# [Dataset items]
========

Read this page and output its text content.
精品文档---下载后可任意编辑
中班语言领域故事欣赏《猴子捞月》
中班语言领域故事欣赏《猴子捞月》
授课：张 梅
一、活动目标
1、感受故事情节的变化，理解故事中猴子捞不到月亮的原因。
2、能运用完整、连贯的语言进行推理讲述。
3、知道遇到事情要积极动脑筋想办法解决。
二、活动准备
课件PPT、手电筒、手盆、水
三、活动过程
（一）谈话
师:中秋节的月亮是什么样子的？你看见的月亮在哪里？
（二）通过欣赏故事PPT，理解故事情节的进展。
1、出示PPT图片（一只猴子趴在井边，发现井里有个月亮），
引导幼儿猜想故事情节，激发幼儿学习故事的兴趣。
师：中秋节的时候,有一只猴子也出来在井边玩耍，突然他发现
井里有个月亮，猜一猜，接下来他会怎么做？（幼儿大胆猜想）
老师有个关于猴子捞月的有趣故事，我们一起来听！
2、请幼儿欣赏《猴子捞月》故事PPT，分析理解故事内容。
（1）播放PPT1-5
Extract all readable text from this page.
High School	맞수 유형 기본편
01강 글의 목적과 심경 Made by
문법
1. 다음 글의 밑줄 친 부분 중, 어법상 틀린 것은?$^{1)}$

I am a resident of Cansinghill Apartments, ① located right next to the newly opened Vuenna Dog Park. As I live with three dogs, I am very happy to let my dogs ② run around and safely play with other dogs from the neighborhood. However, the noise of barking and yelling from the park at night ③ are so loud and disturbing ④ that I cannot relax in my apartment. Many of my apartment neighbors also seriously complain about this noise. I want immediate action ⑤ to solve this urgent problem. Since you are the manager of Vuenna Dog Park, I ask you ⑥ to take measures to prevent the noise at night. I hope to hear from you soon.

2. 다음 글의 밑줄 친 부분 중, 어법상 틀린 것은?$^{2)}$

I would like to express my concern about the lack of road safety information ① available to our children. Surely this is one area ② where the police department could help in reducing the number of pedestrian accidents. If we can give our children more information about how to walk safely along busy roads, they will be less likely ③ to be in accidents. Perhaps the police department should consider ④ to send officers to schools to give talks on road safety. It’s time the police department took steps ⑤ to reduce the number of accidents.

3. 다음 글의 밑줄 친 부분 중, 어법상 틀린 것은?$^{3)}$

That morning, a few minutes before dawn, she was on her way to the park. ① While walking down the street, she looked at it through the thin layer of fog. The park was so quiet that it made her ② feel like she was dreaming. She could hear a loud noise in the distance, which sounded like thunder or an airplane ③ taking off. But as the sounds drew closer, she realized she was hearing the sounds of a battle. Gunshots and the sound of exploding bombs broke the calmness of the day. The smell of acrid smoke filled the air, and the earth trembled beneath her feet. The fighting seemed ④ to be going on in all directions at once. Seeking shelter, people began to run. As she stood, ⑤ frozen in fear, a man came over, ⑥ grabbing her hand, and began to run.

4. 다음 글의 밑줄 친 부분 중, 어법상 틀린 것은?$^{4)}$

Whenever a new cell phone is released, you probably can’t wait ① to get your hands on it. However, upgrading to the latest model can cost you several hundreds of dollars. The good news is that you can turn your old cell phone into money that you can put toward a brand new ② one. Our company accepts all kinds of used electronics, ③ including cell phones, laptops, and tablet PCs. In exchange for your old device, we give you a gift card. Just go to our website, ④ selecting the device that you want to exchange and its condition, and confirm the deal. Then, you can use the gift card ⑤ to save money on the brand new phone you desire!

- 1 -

========

# [Task statement]
Every line containing the string "page" must be listed.

# [Worked answer]
Read this page and output its text content.
Extract all readable text from this page.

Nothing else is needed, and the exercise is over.